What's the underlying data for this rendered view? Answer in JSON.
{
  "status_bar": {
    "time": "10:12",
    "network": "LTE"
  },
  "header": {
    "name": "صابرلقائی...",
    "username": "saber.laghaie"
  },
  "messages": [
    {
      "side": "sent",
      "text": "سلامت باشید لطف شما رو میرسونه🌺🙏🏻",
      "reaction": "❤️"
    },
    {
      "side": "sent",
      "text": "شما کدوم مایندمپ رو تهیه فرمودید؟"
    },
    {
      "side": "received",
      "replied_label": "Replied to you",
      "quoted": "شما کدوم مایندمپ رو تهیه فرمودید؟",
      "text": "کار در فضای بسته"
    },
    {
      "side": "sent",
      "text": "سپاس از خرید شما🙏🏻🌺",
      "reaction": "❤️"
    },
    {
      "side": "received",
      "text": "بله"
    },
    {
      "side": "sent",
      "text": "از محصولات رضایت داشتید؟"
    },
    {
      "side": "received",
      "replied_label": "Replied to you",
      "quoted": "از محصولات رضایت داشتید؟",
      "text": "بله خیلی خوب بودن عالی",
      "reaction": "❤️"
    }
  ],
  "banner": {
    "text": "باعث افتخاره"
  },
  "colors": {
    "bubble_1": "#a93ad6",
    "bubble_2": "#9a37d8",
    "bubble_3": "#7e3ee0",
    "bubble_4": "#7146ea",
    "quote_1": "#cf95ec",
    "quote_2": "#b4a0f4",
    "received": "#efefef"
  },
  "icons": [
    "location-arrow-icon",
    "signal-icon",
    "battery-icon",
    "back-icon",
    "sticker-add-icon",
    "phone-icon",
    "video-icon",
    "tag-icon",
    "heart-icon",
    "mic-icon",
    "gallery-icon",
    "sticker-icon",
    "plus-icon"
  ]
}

◇ ◇ ◇ ◇

**YOUR TASK**
Copy every line of the material, please, keeping it exactly the same.

**SOLUTION FOR THIS TASK**
What's the underlying data for this rendered view? Answer in JSON.
{
  "status_bar": {
    "time": "10:12",
    "network": "LTE"
  },
  "header": {
    "name": "صابرلقائی...",
    "username": "saber.laghaie"
  },
  "messages": [
    {
      "side": "sent",
      "text": "سلامت باشید لطف شما رو میرسونه🌺🙏🏻",
      "reaction": "❤️"
    },
    {
      "side": "sent",
      "text": "شما کدوم مایندمپ رو تهیه فرمودید؟"
    },
    {
      "side": "received",
      "replied_label": "Replied to you",
      "quoted": "شما کدوم مایندمپ رو تهیه فرمودید؟",
      "text": "کار در فضای بسته"
    },
    {
      "side": "sent",
      "text": "سپاس از خرید شما🙏🏻🌺",
      "reaction": "❤️"
    },
    {
      "side": "received",
      "text": "بله"
    },
    {
      "side": "sent",
      "text": "از محصولات رضایت داشتید؟"
    },
    {
      "side": "received",
      "replied_label": "Replied to you",
      "quoted": "از محصولات رضایت داشتید؟",
      "text": "بله خیلی خوب بودن عالی",
      "reaction": "❤️"
    }
  ],
  "banner": {
    "text": "باعث افتخاره"
  },
  "colors": {
    "bubble_1": "#a93ad6",
    "bubble_2": "#9a37d8",
    "bubble_3": "#7e3ee0",
    "bubble_4": "#7146ea",
    "quote_1": "#cf95ec",
    "quote_2": "#b4a0f4",
    "received": "#efefef"
  },
  "icons": [
    "location-arrow-icon",
    "signal-icon",
    "battery-icon",
    "back-icon",
    "sticker-add-icon",
    "phone-icon",
    "video-icon",
    "tag-icon",
    "heart-icon",
    "mic-icon",
    "gallery-icon",
    "sticker-icon",
    "plus-icon"
  ]
}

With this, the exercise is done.